Data records:
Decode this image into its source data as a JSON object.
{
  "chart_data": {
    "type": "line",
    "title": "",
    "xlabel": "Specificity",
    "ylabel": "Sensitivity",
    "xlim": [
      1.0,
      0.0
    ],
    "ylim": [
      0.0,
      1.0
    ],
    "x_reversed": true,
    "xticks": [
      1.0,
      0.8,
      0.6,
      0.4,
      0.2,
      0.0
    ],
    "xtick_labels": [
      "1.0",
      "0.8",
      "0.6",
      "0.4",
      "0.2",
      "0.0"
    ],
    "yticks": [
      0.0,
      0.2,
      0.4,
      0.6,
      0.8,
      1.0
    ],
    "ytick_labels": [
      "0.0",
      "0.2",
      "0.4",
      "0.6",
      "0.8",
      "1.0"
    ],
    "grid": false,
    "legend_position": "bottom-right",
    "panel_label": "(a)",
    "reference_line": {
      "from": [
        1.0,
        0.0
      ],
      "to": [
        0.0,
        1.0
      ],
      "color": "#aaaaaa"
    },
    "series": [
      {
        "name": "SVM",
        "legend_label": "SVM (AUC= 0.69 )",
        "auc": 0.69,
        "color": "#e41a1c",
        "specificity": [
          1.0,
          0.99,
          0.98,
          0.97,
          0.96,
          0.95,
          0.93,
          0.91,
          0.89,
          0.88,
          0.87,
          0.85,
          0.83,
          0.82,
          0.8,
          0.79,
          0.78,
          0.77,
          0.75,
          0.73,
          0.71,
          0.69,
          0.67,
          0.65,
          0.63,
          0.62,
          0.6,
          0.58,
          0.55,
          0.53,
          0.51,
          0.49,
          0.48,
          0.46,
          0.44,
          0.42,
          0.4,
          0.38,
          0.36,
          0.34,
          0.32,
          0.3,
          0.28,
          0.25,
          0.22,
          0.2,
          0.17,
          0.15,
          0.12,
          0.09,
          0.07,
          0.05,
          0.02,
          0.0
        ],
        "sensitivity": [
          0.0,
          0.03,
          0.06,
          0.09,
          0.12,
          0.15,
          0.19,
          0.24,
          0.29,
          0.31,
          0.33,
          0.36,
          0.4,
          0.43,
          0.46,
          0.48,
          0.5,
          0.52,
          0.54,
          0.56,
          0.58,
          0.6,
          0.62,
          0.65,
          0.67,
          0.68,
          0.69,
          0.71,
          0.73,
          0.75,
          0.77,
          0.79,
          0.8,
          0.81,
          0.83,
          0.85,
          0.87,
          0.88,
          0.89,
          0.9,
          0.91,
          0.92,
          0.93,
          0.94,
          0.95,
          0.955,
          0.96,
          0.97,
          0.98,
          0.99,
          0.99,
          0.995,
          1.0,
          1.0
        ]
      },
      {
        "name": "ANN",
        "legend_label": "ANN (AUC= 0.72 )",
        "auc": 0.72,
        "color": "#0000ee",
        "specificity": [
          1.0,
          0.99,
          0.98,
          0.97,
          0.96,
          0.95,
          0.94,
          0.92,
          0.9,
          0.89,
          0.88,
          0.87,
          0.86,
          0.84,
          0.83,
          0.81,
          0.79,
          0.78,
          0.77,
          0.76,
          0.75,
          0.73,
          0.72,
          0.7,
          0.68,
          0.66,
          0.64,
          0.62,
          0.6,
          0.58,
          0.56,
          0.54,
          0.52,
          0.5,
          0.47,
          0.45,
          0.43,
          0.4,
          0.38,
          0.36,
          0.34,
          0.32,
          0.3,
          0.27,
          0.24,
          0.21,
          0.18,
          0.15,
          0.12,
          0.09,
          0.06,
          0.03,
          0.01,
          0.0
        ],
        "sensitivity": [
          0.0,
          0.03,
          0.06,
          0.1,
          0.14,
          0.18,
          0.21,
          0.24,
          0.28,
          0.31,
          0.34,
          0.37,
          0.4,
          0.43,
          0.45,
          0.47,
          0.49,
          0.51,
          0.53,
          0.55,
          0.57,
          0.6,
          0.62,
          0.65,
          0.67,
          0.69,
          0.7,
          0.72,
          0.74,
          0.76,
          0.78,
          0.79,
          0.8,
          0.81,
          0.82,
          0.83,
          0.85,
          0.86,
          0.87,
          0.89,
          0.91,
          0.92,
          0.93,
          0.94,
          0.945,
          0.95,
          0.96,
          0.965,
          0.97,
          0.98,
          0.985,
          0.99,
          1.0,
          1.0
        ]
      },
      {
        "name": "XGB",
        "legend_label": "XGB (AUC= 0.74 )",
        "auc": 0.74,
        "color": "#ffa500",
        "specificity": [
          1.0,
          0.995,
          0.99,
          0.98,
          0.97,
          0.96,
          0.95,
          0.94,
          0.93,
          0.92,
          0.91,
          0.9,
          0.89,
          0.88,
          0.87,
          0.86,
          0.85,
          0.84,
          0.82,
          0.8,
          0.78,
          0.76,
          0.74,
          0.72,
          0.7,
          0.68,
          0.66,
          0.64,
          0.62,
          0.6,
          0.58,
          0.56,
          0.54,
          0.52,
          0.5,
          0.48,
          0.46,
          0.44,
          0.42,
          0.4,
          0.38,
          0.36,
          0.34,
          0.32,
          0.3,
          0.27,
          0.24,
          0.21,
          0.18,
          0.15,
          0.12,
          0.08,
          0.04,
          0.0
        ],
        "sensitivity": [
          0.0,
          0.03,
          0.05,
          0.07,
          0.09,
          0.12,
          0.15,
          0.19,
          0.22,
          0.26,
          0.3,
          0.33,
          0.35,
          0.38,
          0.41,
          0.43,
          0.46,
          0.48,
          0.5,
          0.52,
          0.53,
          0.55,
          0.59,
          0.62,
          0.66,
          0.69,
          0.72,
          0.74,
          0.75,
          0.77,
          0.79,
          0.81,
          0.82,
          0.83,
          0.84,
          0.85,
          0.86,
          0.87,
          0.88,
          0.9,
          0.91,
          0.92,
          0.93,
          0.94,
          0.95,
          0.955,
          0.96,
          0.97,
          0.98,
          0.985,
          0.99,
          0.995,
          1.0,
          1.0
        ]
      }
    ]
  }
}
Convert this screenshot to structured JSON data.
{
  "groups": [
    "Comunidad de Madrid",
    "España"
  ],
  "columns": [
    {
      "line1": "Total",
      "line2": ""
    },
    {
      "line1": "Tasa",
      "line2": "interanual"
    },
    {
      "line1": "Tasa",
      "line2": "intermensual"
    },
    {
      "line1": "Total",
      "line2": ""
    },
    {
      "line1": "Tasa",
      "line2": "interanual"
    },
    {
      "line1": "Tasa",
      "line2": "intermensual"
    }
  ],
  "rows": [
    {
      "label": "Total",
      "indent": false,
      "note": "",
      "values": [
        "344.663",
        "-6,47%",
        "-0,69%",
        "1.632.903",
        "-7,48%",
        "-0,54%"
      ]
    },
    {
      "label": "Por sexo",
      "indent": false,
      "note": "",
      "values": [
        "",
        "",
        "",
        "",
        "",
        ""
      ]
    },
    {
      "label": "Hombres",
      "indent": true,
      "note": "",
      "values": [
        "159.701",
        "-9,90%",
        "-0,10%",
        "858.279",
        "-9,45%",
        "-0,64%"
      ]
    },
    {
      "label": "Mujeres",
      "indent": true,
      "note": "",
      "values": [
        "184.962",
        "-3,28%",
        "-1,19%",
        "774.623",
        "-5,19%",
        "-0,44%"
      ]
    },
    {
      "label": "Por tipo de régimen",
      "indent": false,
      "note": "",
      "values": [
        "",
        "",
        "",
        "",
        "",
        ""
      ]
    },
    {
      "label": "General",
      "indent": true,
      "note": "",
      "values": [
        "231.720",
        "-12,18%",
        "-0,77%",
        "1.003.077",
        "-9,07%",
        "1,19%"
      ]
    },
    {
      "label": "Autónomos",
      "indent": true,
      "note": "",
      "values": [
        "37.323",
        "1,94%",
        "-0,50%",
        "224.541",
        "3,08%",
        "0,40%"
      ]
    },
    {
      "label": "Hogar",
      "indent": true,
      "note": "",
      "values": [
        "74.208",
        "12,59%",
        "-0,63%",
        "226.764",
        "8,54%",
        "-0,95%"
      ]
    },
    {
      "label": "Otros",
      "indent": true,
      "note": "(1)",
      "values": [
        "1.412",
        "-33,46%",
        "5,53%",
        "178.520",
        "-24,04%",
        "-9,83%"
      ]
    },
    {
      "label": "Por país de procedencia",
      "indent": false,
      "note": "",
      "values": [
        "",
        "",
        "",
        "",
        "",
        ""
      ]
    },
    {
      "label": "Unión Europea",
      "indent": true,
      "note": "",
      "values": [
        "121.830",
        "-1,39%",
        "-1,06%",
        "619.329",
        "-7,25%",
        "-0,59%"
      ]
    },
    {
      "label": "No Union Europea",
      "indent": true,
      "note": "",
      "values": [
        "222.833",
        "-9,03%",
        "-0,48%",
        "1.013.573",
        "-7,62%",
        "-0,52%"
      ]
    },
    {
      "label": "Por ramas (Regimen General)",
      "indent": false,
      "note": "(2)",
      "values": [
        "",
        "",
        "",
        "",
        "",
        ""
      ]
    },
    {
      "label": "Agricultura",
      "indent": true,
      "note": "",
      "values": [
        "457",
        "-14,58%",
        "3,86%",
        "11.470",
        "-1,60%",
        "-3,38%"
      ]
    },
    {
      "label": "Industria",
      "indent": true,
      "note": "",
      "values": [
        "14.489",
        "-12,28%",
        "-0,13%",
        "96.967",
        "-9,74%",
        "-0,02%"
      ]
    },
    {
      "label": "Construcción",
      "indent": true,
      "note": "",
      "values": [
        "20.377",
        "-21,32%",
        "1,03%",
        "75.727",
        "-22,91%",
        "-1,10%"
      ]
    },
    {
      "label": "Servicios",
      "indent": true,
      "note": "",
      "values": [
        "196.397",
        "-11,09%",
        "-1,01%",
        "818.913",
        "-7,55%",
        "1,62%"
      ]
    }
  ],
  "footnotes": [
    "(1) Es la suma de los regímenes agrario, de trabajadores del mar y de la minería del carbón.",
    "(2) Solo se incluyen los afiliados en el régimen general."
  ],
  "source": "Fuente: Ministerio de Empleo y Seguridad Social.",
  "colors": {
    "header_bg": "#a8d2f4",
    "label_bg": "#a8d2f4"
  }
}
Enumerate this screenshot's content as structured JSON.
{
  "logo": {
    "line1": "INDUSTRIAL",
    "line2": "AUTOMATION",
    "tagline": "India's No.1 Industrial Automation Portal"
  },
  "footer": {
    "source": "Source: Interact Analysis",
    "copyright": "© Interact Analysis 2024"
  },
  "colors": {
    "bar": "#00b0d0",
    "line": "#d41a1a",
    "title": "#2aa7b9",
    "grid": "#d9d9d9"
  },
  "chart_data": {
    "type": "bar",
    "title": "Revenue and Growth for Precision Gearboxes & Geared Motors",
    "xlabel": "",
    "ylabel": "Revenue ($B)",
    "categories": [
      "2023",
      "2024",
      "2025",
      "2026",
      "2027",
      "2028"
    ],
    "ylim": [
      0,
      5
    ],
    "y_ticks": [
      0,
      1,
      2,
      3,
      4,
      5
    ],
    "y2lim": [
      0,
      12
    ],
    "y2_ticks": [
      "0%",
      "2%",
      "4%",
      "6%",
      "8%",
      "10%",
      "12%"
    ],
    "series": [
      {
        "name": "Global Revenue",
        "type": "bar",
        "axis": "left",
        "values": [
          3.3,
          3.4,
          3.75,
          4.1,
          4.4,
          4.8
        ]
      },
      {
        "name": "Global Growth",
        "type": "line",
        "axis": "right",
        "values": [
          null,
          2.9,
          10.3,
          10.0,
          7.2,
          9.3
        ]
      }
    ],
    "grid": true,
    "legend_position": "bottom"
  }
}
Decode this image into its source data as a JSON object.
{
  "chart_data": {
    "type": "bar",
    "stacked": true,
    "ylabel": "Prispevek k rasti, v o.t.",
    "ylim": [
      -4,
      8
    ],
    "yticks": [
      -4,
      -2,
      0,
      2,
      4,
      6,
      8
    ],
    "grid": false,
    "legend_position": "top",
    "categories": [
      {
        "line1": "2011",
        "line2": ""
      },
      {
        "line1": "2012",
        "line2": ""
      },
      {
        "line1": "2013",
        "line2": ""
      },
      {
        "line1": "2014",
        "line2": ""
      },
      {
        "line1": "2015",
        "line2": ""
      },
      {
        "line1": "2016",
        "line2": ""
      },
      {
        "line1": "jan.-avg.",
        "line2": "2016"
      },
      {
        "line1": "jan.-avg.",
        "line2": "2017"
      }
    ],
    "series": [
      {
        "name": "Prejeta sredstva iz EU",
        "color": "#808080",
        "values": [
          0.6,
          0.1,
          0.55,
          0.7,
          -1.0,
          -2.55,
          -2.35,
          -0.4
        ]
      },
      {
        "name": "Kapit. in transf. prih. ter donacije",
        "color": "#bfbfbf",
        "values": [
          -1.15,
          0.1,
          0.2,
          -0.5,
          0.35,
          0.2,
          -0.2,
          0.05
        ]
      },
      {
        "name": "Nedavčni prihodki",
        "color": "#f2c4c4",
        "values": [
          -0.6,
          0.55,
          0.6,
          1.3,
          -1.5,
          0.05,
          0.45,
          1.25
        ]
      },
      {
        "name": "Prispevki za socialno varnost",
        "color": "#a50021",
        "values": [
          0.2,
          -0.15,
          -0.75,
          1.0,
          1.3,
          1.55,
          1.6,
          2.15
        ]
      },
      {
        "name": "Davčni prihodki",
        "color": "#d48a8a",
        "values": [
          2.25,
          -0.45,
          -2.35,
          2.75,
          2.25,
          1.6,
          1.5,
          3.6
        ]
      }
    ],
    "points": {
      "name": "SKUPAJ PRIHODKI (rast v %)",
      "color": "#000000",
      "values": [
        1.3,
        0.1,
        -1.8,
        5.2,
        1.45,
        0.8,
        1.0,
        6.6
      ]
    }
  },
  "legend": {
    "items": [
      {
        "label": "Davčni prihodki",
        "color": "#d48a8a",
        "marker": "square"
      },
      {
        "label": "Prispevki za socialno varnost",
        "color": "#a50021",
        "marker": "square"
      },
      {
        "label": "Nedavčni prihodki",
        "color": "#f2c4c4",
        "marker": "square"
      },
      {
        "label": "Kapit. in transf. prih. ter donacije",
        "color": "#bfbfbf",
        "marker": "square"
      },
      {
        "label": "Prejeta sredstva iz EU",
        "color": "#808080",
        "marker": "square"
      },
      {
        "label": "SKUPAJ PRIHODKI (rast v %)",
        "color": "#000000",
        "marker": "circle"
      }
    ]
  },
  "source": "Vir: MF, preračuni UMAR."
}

[TASK TO COMPLETE] Pick out each line containing the string "type" and copy it.

[ANSWER TO THE PROBLEM]
    "type": "line",
    "type": "bar",
        "type": "bar",
        "type": "line",
    "type": "bar",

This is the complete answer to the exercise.